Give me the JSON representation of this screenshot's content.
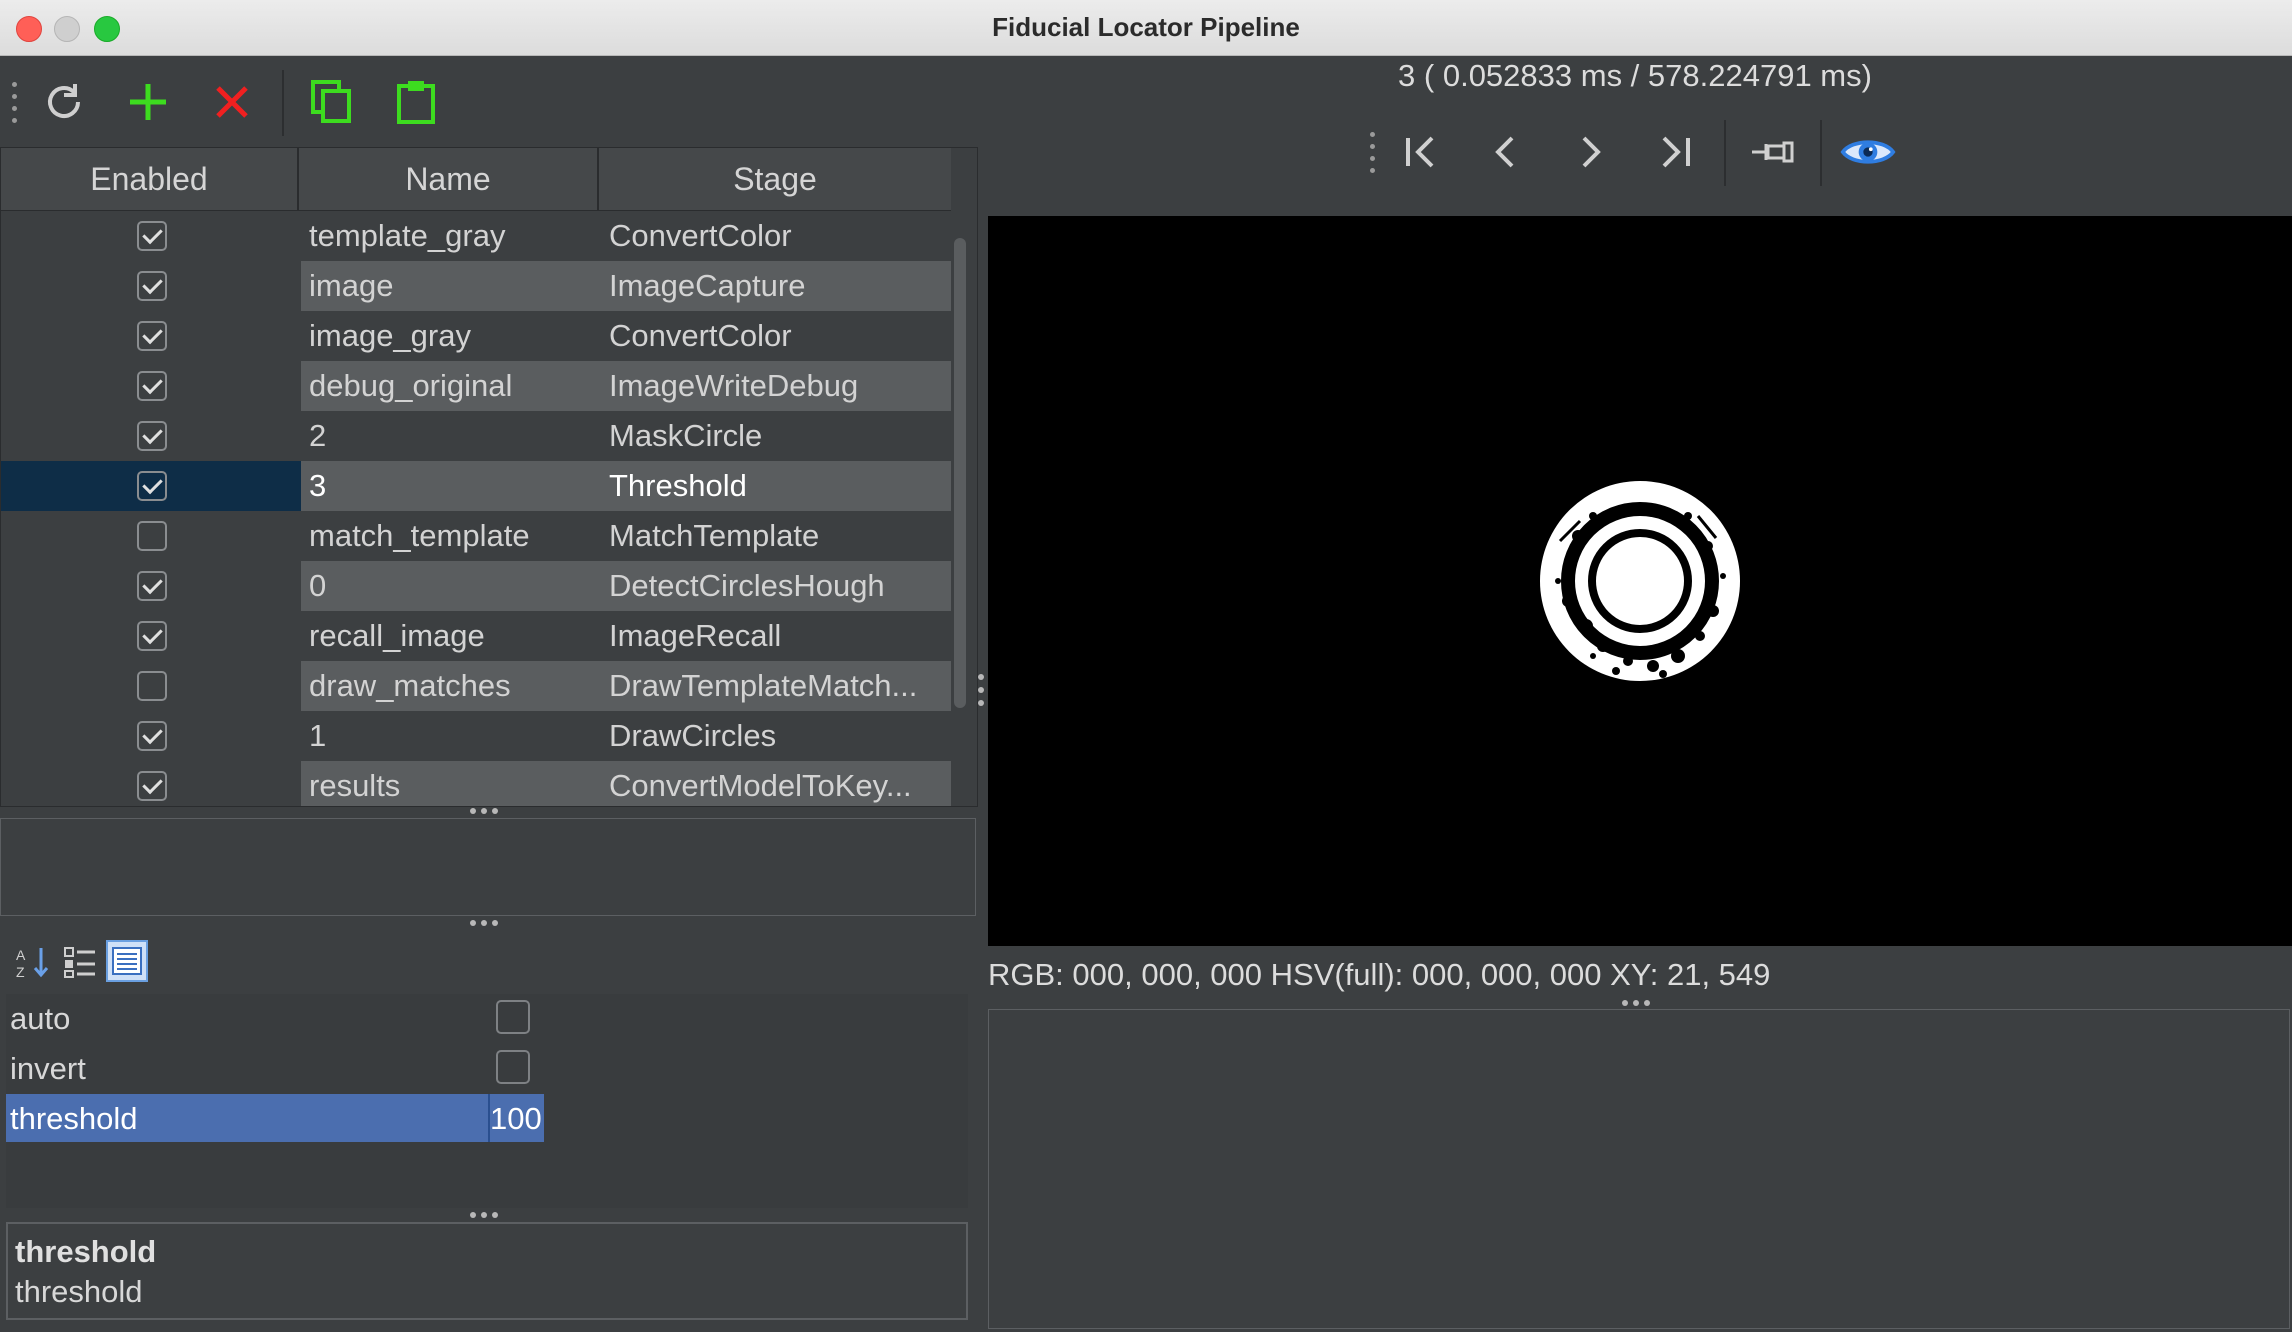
{
  "window": {
    "title": "Fiducial Locator Pipeline"
  },
  "toolbar": {
    "buttons": [
      {
        "name": "refresh",
        "icon": "refresh-icon"
      },
      {
        "name": "add",
        "icon": "plus-icon"
      },
      {
        "name": "remove",
        "icon": "close-icon"
      },
      {
        "name": "copy",
        "icon": "copy-icon"
      },
      {
        "name": "paste",
        "icon": "clipboard-icon"
      }
    ]
  },
  "pipeline_table": {
    "headers": {
      "enabled": "Enabled",
      "name": "Name",
      "stage": "Stage"
    },
    "rows": [
      {
        "enabled": true,
        "name": "template_gray",
        "stage": "ConvertColor"
      },
      {
        "enabled": true,
        "name": "image",
        "stage": "ImageCapture"
      },
      {
        "enabled": true,
        "name": "image_gray",
        "stage": "ConvertColor"
      },
      {
        "enabled": true,
        "name": "debug_original",
        "stage": "ImageWriteDebug"
      },
      {
        "enabled": true,
        "name": "2",
        "stage": "MaskCircle"
      },
      {
        "enabled": true,
        "name": "3",
        "stage": "Threshold",
        "selected": true
      },
      {
        "enabled": false,
        "name": "match_template",
        "stage": "MatchTemplate"
      },
      {
        "enabled": true,
        "name": "0",
        "stage": "DetectCirclesHough"
      },
      {
        "enabled": true,
        "name": "recall_image",
        "stage": "ImageRecall"
      },
      {
        "enabled": false,
        "name": "draw_matches",
        "stage": "DrawTemplateMatch..."
      },
      {
        "enabled": true,
        "name": "1",
        "stage": "DrawCircles"
      },
      {
        "enabled": true,
        "name": "results",
        "stage": "ConvertModelToKey..."
      }
    ]
  },
  "properties": {
    "view_buttons": [
      {
        "name": "sort-alpha",
        "icon": "sort-alpha-icon"
      },
      {
        "name": "categorized",
        "icon": "categorized-icon"
      },
      {
        "name": "list-view",
        "icon": "list-view-icon",
        "active": true
      }
    ],
    "items": {
      "auto": {
        "label": "auto",
        "checked": false
      },
      "invert": {
        "label": "invert",
        "checked": false
      },
      "threshold": {
        "label": "threshold",
        "value": "100"
      }
    },
    "description": {
      "title": "threshold",
      "text": "threshold"
    }
  },
  "viewer": {
    "timing": "3 ( 0.052833 ms / 578.224791 ms)",
    "nav_buttons": [
      {
        "name": "first",
        "icon": "first-icon"
      },
      {
        "name": "previous",
        "icon": "chevron-left-icon"
      },
      {
        "name": "next",
        "icon": "chevron-right-icon"
      },
      {
        "name": "last",
        "icon": "last-icon"
      },
      {
        "name": "pin",
        "icon": "pin-icon"
      },
      {
        "name": "view",
        "icon": "eye-icon"
      }
    ],
    "pixel_info": "RGB: 000, 000, 000 HSV(full): 000, 000, 000 XY: 21, 549"
  },
  "colors": {
    "background": "#3c3f41",
    "selection": "#0e2d47",
    "property_selection": "#4b6eaf",
    "add_green": "#3ddc1f",
    "remove_red": "#f02020",
    "eye_blue": "#2f7de1"
  }
}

+---+

__What is needed__
Extract each line holding the string "chevron".

__Solution to this exercise__
        "icon": "chevron-left-icon"
        "icon": "chevron-right-icon"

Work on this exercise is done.